>> start Data for this exercise

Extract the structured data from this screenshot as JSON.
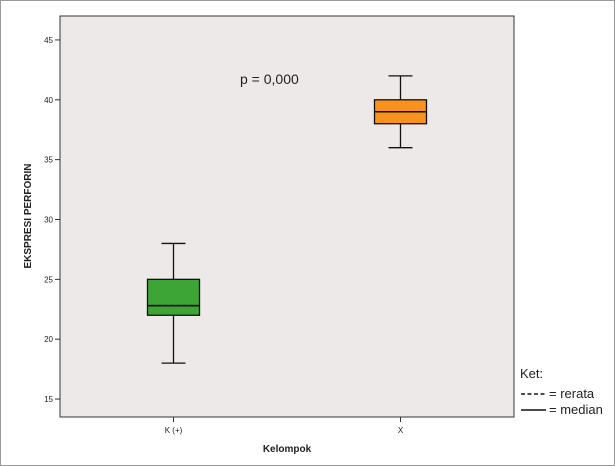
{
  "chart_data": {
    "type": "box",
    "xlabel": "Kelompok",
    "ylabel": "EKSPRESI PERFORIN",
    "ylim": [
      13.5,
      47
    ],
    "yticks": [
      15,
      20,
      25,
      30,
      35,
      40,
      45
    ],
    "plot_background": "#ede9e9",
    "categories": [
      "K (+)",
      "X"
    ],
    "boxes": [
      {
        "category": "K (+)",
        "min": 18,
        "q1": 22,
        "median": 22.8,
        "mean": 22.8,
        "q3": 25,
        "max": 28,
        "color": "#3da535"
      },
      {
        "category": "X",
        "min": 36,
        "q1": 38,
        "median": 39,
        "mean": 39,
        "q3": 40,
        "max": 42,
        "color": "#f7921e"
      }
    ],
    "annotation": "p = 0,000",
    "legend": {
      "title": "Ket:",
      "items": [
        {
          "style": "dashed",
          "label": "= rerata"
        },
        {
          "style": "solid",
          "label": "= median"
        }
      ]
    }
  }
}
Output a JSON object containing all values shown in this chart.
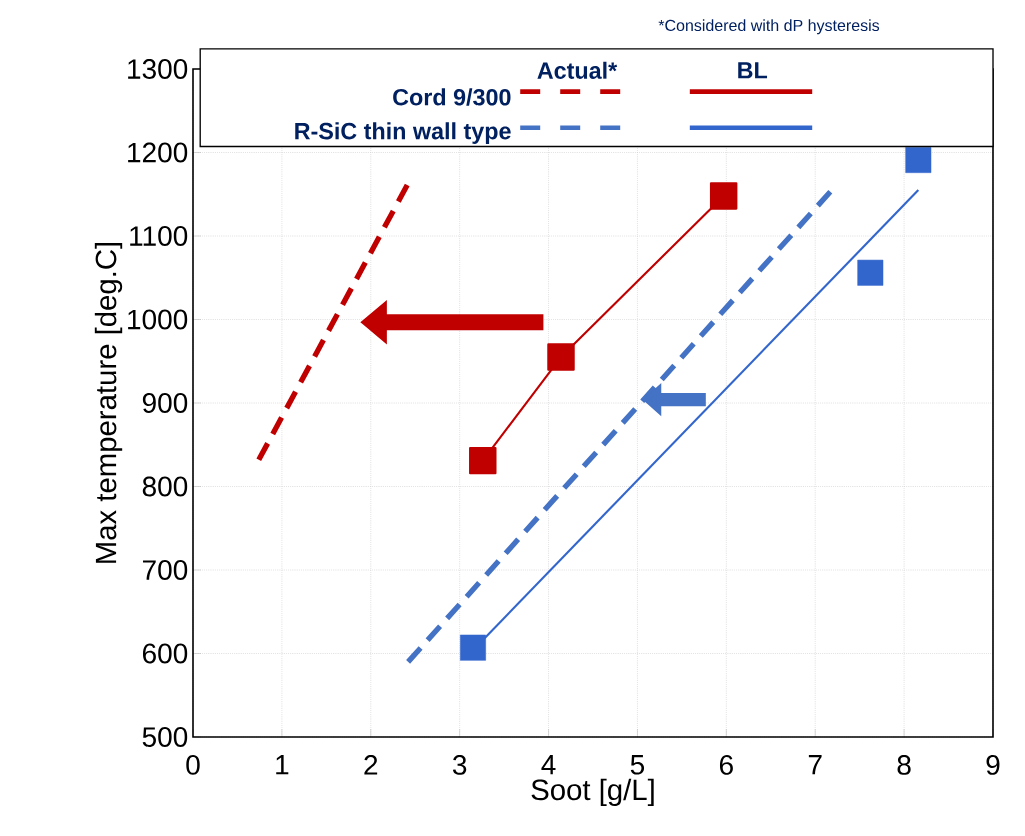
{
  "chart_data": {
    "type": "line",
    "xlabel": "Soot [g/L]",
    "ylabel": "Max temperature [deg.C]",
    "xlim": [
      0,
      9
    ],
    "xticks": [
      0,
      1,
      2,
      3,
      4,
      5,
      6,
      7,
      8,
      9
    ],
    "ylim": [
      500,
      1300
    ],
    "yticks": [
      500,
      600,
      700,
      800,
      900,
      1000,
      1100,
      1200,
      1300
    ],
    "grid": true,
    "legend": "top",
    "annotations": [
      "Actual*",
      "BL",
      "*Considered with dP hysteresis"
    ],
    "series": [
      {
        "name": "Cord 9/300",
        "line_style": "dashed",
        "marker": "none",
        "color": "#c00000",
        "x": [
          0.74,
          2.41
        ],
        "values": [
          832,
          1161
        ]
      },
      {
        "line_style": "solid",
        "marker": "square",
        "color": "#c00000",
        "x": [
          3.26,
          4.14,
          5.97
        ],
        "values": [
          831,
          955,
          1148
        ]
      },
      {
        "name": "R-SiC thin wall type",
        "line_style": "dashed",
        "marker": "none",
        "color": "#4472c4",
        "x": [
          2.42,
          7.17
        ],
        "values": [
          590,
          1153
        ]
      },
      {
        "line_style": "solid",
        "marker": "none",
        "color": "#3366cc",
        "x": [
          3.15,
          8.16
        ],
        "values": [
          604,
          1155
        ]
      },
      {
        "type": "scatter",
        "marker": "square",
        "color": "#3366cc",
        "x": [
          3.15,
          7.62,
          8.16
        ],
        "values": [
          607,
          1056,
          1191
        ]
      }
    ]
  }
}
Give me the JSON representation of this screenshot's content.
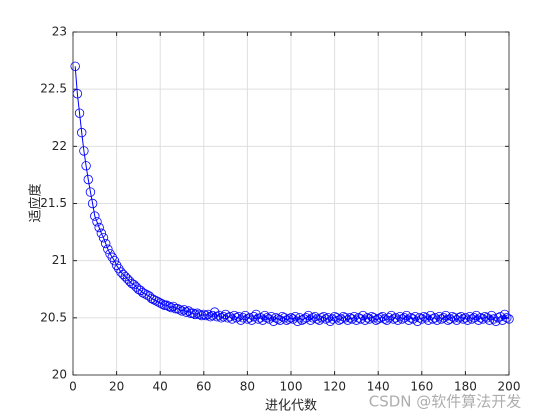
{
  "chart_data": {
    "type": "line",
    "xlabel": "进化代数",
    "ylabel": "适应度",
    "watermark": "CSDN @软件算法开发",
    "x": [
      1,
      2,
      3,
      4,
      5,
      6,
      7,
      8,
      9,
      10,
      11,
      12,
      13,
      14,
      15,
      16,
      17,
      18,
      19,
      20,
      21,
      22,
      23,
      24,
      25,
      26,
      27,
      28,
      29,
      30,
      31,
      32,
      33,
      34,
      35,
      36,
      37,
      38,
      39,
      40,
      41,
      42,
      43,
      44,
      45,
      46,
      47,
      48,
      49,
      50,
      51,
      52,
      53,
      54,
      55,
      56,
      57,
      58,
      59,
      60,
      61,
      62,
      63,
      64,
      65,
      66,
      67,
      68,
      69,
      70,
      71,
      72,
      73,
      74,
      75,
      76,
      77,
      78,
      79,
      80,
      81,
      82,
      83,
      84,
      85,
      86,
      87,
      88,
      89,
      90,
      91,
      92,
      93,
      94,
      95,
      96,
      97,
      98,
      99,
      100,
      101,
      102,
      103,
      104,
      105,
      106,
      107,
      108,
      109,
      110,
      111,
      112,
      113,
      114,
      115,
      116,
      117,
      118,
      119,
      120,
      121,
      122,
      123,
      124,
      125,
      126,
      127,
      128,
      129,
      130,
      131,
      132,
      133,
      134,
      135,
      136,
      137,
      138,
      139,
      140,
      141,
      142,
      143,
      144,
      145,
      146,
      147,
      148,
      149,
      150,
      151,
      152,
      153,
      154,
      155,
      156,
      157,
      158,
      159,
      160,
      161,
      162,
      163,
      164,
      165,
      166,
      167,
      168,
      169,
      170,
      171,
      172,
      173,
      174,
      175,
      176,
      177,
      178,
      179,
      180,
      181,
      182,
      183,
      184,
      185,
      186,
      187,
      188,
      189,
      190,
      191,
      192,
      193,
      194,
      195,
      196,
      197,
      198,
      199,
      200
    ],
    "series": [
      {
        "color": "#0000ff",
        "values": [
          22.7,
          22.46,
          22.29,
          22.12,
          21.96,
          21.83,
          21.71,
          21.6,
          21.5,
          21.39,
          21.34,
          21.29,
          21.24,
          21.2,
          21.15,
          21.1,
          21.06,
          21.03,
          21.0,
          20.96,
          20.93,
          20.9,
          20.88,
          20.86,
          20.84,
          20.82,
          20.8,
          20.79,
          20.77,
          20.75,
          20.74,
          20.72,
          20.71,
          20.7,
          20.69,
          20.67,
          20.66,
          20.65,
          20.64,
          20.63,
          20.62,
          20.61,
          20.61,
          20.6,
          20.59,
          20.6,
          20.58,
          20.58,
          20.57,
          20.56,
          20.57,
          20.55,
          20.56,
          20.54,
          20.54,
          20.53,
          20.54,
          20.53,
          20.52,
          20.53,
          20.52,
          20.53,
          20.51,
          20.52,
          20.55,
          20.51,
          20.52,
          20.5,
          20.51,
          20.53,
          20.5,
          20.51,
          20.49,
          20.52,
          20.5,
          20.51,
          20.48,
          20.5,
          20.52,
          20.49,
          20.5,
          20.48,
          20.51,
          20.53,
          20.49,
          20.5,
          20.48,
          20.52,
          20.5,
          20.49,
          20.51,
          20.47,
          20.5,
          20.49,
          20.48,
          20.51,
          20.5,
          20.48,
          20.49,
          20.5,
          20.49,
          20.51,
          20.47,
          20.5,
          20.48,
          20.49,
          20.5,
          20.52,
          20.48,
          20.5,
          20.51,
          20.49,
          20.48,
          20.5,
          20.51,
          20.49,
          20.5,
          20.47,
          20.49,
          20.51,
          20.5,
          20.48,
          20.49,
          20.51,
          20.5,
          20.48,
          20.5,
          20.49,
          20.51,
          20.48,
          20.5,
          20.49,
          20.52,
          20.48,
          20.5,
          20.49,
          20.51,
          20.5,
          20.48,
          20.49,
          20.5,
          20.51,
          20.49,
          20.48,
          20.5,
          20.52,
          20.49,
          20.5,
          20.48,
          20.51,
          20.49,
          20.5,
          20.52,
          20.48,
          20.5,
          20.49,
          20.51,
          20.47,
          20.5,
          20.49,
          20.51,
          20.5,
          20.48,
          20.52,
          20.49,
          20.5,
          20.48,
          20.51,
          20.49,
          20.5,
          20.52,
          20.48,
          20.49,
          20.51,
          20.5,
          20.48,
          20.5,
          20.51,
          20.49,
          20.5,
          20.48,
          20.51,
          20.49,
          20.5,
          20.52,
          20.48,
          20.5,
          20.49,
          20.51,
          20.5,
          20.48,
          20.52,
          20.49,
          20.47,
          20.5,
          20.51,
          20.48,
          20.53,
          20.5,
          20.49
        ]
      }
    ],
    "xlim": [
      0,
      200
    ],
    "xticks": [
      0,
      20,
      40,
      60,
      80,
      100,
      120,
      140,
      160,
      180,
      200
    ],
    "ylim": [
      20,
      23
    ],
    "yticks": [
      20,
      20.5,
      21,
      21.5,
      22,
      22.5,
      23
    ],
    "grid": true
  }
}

>> end Data for this exercise

→ **Goal**: Every line of the material is to be quoted exactly, with no pictures carried over.

→ **The result**:
Extract the structured data from this screenshot as JSON.
{
  "chart_data": {
    "type": "box",
    "xlabel": "Kelompok",
    "ylabel": "EKSPRESI PERFORIN",
    "ylim": [
      13.5,
      47
    ],
    "yticks": [
      15,
      20,
      25,
      30,
      35,
      40,
      45
    ],
    "plot_background": "#ede9e9",
    "categories": [
      "K (+)",
      "X"
    ],
    "boxes": [
      {
        "category": "K (+)",
        "min": 18,
        "q1": 22,
        "median": 22.8,
        "mean": 22.8,
        "q3": 25,
        "max": 28,
        "color": "#3da535"
      },
      {
        "category": "X",
        "min": 36,
        "q1": 38,
        "median": 39,
        "mean": 39,
        "q3": 40,
        "max": 42,
        "color": "#f7921e"
      }
    ],
    "annotation": "p = 0,000",
    "legend": {
      "title": "Ket:",
      "items": [
        {
          "style": "dashed",
          "label": "= rerata"
        },
        {
          "style": "solid",
          "label": "= median"
        }
      ]
    }
  }
}
Output a JSON object containing all values shown in this chart.
{
  "chart_data": {
    "type": "line",
    "xlabel": "Soot [g/L]",
    "ylabel": "Max temperature [deg.C]",
    "xlim": [
      0,
      9
    ],
    "xticks": [
      0,
      1,
      2,
      3,
      4,
      5,
      6,
      7,
      8,
      9
    ],
    "ylim": [
      500,
      1300
    ],
    "yticks": [
      500,
      600,
      700,
      800,
      900,
      1000,
      1100,
      1200,
      1300
    ],
    "grid": true,
    "legend": "top",
    "annotations": [
      "Actual*",
      "BL",
      "*Considered with dP hysteresis"
    ],
    "series": [
      {
        "name": "Cord 9/300",
        "line_style": "dashed",
        "marker": "none",
        "color": "#c00000",
        "x": [
          0.74,
          2.41
        ],
        "values": [
          832,
          1161
        ]
      },
      {
        "line_style": "solid",
        "marker": "square",
        "color": "#c00000",
        "x": [
          3.26,
          4.14,
          5.97
        ],
        "values": [
          831,
          955,
          1148
        ]
      },
      {
        "name": "R-SiC thin wall type",
        "line_style": "dashed",
        "marker": "none",
        "color": "#4472c4",
        "x": [
          2.42,
          7.17
        ],
        "values": [
          590,
          1153
        ]
      },
      {
        "line_style": "solid",
        "marker": "none",
        "color": "#3366cc",
        "x": [
          3.15,
          8.16
        ],
        "values": [
          604,
          1155
        ]
      },
      {
        "type": "scatter",
        "marker": "square",
        "color": "#3366cc",
        "x": [
          3.15,
          7.62,
          8.16
        ],
        "values": [
          607,
          1056,
          1191
        ]
      }
    ]
  }
}
Give me the JSON representation of this screenshot's content.
{
  "chart_data": {
    "type": "line",
    "xlabel": "进化代数",
    "ylabel": "适应度",
    "watermark": "CSDN @软件算法开发",
    "x": [
      1,
      2,
      3,
      4,
      5,
      6,
      7,
      8,
      9,
      10,
      11,
      12,
      13,
      14,
      15,
      16,
      17,
      18,
      19,
      20,
      21,
      22,
      23,
      24,
      25,
      26,
      27,
      28,
      29,
      30,
      31,
      32,
      33,
      34,
      35,
      36,
      37,
      38,
      39,
      40,
      41,
      42,
      43,
      44,
      45,
      46,
      47,
      48,
      49,
      50,
      51,
      52,
      53,
      54,
      55,
      56,
      57,
      58,
      59,
      60,
      61,
      62,
      63,
      64,
      65,
      66,
      67,
      68,
      69,
      70,
      71,
      72,
      73,
      74,
      75,
      76,
      77,
      78,
      79,
      80,
      81,
      82,
      83,
      84,
      85,
      86,
      87,
      88,
      89,
      90,
      91,
      92,
      93,
      94,
      95,
      96,
      97,
      98,
      99,
      100,
      101,
      102,
      103,
      104,
      105,
      106,
      107,
      108,
      109,
      110,
      111,
      112,
      113,
      114,
      115,
      116,
      117,
      118,
      119,
      120,
      121,
      122,
      123,
      124,
      125,
      126,
      127,
      128,
      129,
      130,
      131,
      132,
      133,
      134,
      135,
      136,
      137,
      138,
      139,
      140,
      141,
      142,
      143,
      144,
      145,
      146,
      147,
      148,
      149,
      150,
      151,
      152,
      153,
      154,
      155,
      156,
      157,
      158,
      159,
      160,
      161,
      162,
      163,
      164,
      165,
      166,
      167,
      168,
      169,
      170,
      171,
      172,
      173,
      174,
      175,
      176,
      177,
      178,
      179,
      180,
      181,
      182,
      183,
      184,
      185,
      186,
      187,
      188,
      189,
      190,
      191,
      192,
      193,
      194,
      195,
      196,
      197,
      198,
      199,
      200
    ],
    "series": [
      {
        "color": "#0000ff",
        "values": [
          22.7,
          22.46,
          22.29,
          22.12,
          21.96,
          21.83,
          21.71,
          21.6,
          21.5,
          21.39,
          21.34,
          21.29,
          21.24,
          21.2,
          21.15,
          21.1,
          21.06,
          21.03,
          21.0,
          20.96,
          20.93,
          20.9,
          20.88,
          20.86,
          20.84,
          20.82,
          20.8,
          20.79,
          20.77,
          20.75,
          20.74,
          20.72,
          20.71,
          20.7,
          20.69,
          20.67,
          20.66,
          20.65,
          20.64,
          20.63,
          20.62,
          20.61,
          20.61,
          20.6,
          20.59,
          20.6,
          20.58,
          20.58,
          20.57,
          20.56,
          20.57,
          20.55,
          20.56,
          20.54,
          20.54,
          20.53,
          20.54,
          20.53,
          20.52,
          20.53,
          20.52,
          20.53,
          20.51,
          20.52,
          20.55,
          20.51,
          20.52,
          20.5,
          20.51,
          20.53,
          20.5,
          20.51,
          20.49,
          20.52,
          20.5,
          20.51,
          20.48,
          20.5,
          20.52,
          20.49,
          20.5,
          20.48,
          20.51,
          20.53,
          20.49,
          20.5,
          20.48,
          20.52,
          20.5,
          20.49,
          20.51,
          20.47,
          20.5,
          20.49,
          20.48,
          20.51,
          20.5,
          20.48,
          20.49,
          20.5,
          20.49,
          20.51,
          20.47,
          20.5,
          20.48,
          20.49,
          20.5,
          20.52,
          20.48,
          20.5,
          20.51,
          20.49,
          20.48,
          20.5,
          20.51,
          20.49,
          20.5,
          20.47,
          20.49,
          20.51,
          20.5,
          20.48,
          20.49,
          20.51,
          20.5,
          20.48,
          20.5,
          20.49,
          20.51,
          20.48,
          20.5,
          20.49,
          20.52,
          20.48,
          20.5,
          20.49,
          20.51,
          20.5,
          20.48,
          20.49,
          20.5,
          20.51,
          20.49,
          20.48,
          20.5,
          20.52,
          20.49,
          20.5,
          20.48,
          20.51,
          20.49,
          20.5,
          20.52,
          20.48,
          20.5,
          20.49,
          20.51,
          20.47,
          20.5,
          20.49,
          20.51,
          20.5,
          20.48,
          20.52,
          20.49,
          20.5,
          20.48,
          20.51,
          20.49,
          20.5,
          20.52,
          20.48,
          20.49,
          20.51,
          20.5,
          20.48,
          20.5,
          20.51,
          20.49,
          20.5,
          20.48,
          20.51,
          20.49,
          20.5,
          20.52,
          20.48,
          20.5,
          20.49,
          20.51,
          20.5,
          20.48,
          20.52,
          20.49,
          20.47,
          20.5,
          20.51,
          20.48,
          20.53,
          20.5,
          20.49
        ]
      }
    ],
    "xlim": [
      0,
      200
    ],
    "xticks": [
      0,
      20,
      40,
      60,
      80,
      100,
      120,
      140,
      160,
      180,
      200
    ],
    "ylim": [
      20,
      23
    ],
    "yticks": [
      20,
      20.5,
      21,
      21.5,
      22,
      22.5,
      23
    ],
    "grid": true
  }
}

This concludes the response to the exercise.